(Records)
## start

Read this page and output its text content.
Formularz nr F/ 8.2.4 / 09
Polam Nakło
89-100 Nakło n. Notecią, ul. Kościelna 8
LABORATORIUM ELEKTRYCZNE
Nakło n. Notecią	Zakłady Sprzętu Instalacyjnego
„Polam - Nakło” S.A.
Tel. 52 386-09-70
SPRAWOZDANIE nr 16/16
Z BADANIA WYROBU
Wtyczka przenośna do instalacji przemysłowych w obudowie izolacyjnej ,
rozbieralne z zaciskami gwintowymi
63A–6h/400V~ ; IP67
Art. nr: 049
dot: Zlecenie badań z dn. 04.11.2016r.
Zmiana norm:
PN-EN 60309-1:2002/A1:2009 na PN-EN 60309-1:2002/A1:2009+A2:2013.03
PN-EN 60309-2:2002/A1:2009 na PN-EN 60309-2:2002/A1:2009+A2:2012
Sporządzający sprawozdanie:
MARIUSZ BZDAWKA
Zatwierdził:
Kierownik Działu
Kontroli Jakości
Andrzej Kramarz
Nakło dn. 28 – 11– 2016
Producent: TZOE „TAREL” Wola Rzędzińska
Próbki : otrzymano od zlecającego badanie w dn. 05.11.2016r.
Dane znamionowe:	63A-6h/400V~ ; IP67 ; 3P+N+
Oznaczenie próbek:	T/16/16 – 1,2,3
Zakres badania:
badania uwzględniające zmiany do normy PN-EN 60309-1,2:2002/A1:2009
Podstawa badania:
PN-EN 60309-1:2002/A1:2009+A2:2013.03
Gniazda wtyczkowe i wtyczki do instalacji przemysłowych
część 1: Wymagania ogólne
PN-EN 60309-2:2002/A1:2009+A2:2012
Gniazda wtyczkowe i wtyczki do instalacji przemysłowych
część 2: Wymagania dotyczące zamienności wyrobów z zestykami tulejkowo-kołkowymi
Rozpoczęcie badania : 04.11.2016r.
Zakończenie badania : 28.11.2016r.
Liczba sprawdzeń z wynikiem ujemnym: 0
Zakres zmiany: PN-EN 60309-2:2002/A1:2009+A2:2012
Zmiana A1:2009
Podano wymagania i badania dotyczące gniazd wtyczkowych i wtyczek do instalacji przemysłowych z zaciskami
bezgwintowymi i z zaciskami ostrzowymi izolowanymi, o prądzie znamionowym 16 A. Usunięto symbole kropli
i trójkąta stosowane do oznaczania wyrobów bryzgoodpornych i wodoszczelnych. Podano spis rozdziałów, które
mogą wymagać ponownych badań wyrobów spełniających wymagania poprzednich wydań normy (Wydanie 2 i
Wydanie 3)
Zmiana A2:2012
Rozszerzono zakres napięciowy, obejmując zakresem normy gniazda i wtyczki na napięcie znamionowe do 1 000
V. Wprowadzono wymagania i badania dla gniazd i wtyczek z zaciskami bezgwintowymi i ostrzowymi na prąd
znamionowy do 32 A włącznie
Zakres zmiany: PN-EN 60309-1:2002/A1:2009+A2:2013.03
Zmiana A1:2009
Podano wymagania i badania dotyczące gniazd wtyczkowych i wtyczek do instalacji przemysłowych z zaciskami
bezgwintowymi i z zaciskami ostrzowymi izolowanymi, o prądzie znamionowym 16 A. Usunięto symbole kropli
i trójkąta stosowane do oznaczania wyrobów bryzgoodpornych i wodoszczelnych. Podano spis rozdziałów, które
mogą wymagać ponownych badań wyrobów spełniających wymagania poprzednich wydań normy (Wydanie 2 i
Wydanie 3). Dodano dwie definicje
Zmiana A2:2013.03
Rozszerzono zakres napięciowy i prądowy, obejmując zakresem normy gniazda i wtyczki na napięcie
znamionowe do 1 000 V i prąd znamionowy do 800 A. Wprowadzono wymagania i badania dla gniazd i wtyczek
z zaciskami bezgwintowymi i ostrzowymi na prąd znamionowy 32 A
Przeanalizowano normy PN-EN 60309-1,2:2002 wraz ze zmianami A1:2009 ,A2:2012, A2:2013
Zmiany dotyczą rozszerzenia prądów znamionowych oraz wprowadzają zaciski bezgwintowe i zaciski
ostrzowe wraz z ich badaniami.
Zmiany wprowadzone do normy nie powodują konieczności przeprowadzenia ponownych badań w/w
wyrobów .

## end

### Goal
Give a word-for-word copy of the records.

### Finished answer
Read this page and output its text content.
Formularz nr F/ 8.2.4 / 09
Polam Nakło
89-100 Nakło n. Notecią, ul. Kościelna 8
LABORATORIUM ELEKTRYCZNE
Nakło n. Notecią	Zakłady Sprzętu Instalacyjnego
„Polam - Nakło” S.A.
Tel. 52 386-09-70
SPRAWOZDANIE nr 16/16
Z BADANIA WYROBU
Wtyczka przenośna do instalacji przemysłowych w obudowie izolacyjnej ,
rozbieralne z zaciskami gwintowymi
63A–6h/400V~ ; IP67
Art. nr: 049
dot: Zlecenie badań z dn. 04.11.2016r.
Zmiana norm:
PN-EN 60309-1:2002/A1:2009 na PN-EN 60309-1:2002/A1:2009+A2:2013.03
PN-EN 60309-2:2002/A1:2009 na PN-EN 60309-2:2002/A1:2009+A2:2012
Sporządzający sprawozdanie:
MARIUSZ BZDAWKA
Zatwierdził:
Kierownik Działu
Kontroli Jakości
Andrzej Kramarz
Nakło dn. 28 – 11– 2016
Producent: TZOE „TAREL” Wola Rzędzińska
Próbki : otrzymano od zlecającego badanie w dn. 05.11.2016r.
Dane znamionowe:	63A-6h/400V~ ; IP67 ; 3P+N+
Oznaczenie próbek:	T/16/16 – 1,2,3
Zakres badania:
badania uwzględniające zmiany do normy PN-EN 60309-1,2:2002/A1:2009
Podstawa badania:
PN-EN 60309-1:2002/A1:2009+A2:2013.03
Gniazda wtyczkowe i wtyczki do instalacji przemysłowych
część 1: Wymagania ogólne
PN-EN 60309-2:2002/A1:2009+A2:2012
Gniazda wtyczkowe i wtyczki do instalacji przemysłowych
część 2: Wymagania dotyczące zamienności wyrobów z zestykami tulejkowo-kołkowymi
Rozpoczęcie badania : 04.11.2016r.
Zakończenie badania : 28.11.2016r.
Liczba sprawdzeń z wynikiem ujemnym: 0
Zakres zmiany: PN-EN 60309-2:2002/A1:2009+A2:2012
Zmiana A1:2009
Podano wymagania i badania dotyczące gniazd wtyczkowych i wtyczek do instalacji przemysłowych z zaciskami
bezgwintowymi i z zaciskami ostrzowymi izolowanymi, o prądzie znamionowym 16 A. Usunięto symbole kropli
i trójkąta stosowane do oznaczania wyrobów bryzgoodpornych i wodoszczelnych. Podano spis rozdziałów, które
mogą wymagać ponownych badań wyrobów spełniających wymagania poprzednich wydań normy (Wydanie 2 i
Wydanie 3)
Zmiana A2:2012
Rozszerzono zakres napięciowy, obejmując zakresem normy gniazda i wtyczki na napięcie znamionowe do 1 000
V. Wprowadzono wymagania i badania dla gniazd i wtyczek z zaciskami bezgwintowymi i ostrzowymi na prąd
znamionowy do 32 A włącznie
Zakres zmiany: PN-EN 60309-1:2002/A1:2009+A2:2013.03
Zmiana A1:2009
Podano wymagania i badania dotyczące gniazd wtyczkowych i wtyczek do instalacji przemysłowych z zaciskami
bezgwintowymi i z zaciskami ostrzowymi izolowanymi, o prądzie znamionowym 16 A. Usunięto symbole kropli
i trójkąta stosowane do oznaczania wyrobów bryzgoodpornych i wodoszczelnych. Podano spis rozdziałów, które
mogą wymagać ponownych badań wyrobów spełniających wymagania poprzednich wydań normy (Wydanie 2 i
Wydanie 3). Dodano dwie definicje
Zmiana A2:2013.03
Rozszerzono zakres napięciowy i prądowy, obejmując zakresem normy gniazda i wtyczki na napięcie
znamionowe do 1 000 V i prąd znamionowy do 800 A. Wprowadzono wymagania i badania dla gniazd i wtyczek
z zaciskami bezgwintowymi i ostrzowymi na prąd znamionowy 32 A
Przeanalizowano normy PN-EN 60309-1,2:2002 wraz ze zmianami A1:2009 ,A2:2012, A2:2013
Zmiany dotyczą rozszerzenia prądów znamionowych oraz wprowadzają zaciski bezgwintowe i zaciski
ostrzowe wraz z ich badaniami.
Zmiany wprowadzone do normy nie powodują konieczności przeprowadzenia ponownych badań w/w
wyrobów .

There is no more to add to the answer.